Problem requirements.
The records that follow should be retyped word for word.

Stored data.
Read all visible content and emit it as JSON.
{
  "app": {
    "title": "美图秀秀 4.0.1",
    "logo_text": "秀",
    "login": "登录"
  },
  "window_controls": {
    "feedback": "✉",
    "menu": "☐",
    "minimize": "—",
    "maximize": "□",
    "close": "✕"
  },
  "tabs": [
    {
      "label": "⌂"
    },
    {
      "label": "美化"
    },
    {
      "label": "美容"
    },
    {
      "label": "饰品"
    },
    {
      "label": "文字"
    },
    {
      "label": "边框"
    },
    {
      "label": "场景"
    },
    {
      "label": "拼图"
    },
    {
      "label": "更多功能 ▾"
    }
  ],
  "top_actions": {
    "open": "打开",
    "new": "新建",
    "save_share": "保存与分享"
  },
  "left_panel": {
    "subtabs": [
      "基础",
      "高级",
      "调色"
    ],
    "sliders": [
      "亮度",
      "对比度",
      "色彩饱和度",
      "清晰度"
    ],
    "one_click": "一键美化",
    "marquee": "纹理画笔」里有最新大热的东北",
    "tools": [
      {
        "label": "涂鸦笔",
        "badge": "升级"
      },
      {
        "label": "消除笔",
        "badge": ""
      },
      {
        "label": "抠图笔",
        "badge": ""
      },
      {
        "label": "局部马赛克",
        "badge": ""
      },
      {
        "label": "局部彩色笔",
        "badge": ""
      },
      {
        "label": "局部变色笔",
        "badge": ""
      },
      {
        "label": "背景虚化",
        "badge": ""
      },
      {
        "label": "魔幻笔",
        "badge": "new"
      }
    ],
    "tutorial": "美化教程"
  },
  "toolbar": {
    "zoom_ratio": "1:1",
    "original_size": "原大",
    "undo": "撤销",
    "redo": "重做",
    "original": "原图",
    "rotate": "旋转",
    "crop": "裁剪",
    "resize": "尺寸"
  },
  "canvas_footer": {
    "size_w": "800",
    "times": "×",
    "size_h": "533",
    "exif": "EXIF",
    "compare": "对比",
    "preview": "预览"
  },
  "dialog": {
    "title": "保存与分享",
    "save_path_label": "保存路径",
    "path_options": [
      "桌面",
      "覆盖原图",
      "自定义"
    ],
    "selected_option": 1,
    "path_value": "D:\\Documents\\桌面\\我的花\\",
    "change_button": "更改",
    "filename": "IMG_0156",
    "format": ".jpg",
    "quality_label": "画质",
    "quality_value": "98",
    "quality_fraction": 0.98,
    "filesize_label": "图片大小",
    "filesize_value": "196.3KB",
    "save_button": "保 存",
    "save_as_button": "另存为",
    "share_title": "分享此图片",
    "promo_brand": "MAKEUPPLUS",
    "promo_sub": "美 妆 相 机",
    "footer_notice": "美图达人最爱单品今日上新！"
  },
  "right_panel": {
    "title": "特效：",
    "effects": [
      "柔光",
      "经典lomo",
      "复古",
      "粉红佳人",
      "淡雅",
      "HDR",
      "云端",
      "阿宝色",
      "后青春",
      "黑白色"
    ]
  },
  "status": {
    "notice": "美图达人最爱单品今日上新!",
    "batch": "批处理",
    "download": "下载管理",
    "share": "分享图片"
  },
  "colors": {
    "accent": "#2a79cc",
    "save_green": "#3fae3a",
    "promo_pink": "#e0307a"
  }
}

The answer.
Read all visible content and emit it as JSON.
{
  "app": {
    "title": "美图秀秀 4.0.1",
    "logo_text": "秀",
    "login": "登录"
  },
  "window_controls": {
    "feedback": "✉",
    "menu": "☐",
    "minimize": "—",
    "maximize": "□",
    "close": "✕"
  },
  "tabs": [
    {
      "label": "⌂"
    },
    {
      "label": "美化"
    },
    {
      "label": "美容"
    },
    {
      "label": "饰品"
    },
    {
      "label": "文字"
    },
    {
      "label": "边框"
    },
    {
      "label": "场景"
    },
    {
      "label": "拼图"
    },
    {
      "label": "更多功能 ▾"
    }
  ],
  "top_actions": {
    "open": "打开",
    "new": "新建",
    "save_share": "保存与分享"
  },
  "left_panel": {
    "subtabs": [
      "基础",
      "高级",
      "调色"
    ],
    "sliders": [
      "亮度",
      "对比度",
      "色彩饱和度",
      "清晰度"
    ],
    "one_click": "一键美化",
    "marquee": "纹理画笔」里有最新大热的东北",
    "tools": [
      {
        "label": "涂鸦笔",
        "badge": "升级"
      },
      {
        "label": "消除笔",
        "badge": ""
      },
      {
        "label": "抠图笔",
        "badge": ""
      },
      {
        "label": "局部马赛克",
        "badge": ""
      },
      {
        "label": "局部彩色笔",
        "badge": ""
      },
      {
        "label": "局部变色笔",
        "badge": ""
      },
      {
        "label": "背景虚化",
        "badge": ""
      },
      {
        "label": "魔幻笔",
        "badge": "new"
      }
    ],
    "tutorial": "美化教程"
  },
  "toolbar": {
    "zoom_ratio": "1:1",
    "original_size": "原大",
    "undo": "撤销",
    "redo": "重做",
    "original": "原图",
    "rotate": "旋转",
    "crop": "裁剪",
    "resize": "尺寸"
  },
  "canvas_footer": {
    "size_w": "800",
    "times": "×",
    "size_h": "533",
    "exif": "EXIF",
    "compare": "对比",
    "preview": "预览"
  },
  "dialog": {
    "title": "保存与分享",
    "save_path_label": "保存路径",
    "path_options": [
      "桌面",
      "覆盖原图",
      "自定义"
    ],
    "selected_option": 1,
    "path_value": "D:\\Documents\\桌面\\我的花\\",
    "change_button": "更改",
    "filename": "IMG_0156",
    "format": ".jpg",
    "quality_label": "画质",
    "quality_value": "98",
    "quality_fraction": 0.98,
    "filesize_label": "图片大小",
    "filesize_value": "196.3KB",
    "save_button": "保 存",
    "save_as_button": "另存为",
    "share_title": "分享此图片",
    "promo_brand": "MAKEUPPLUS",
    "promo_sub": "美 妆 相 机",
    "footer_notice": "美图达人最爱单品今日上新！"
  },
  "right_panel": {
    "title": "特效：",
    "effects": [
      "柔光",
      "经典lomo",
      "复古",
      "粉红佳人",
      "淡雅",
      "HDR",
      "云端",
      "阿宝色",
      "后青春",
      "黑白色"
    ]
  },
  "status": {
    "notice": "美图达人最爱单品今日上新!",
    "batch": "批处理",
    "download": "下载管理",
    "share": "分享图片"
  },
  "colors": {
    "accent": "#2a79cc",
    "save_green": "#3fae3a",
    "promo_pink": "#e0307a"
  }
}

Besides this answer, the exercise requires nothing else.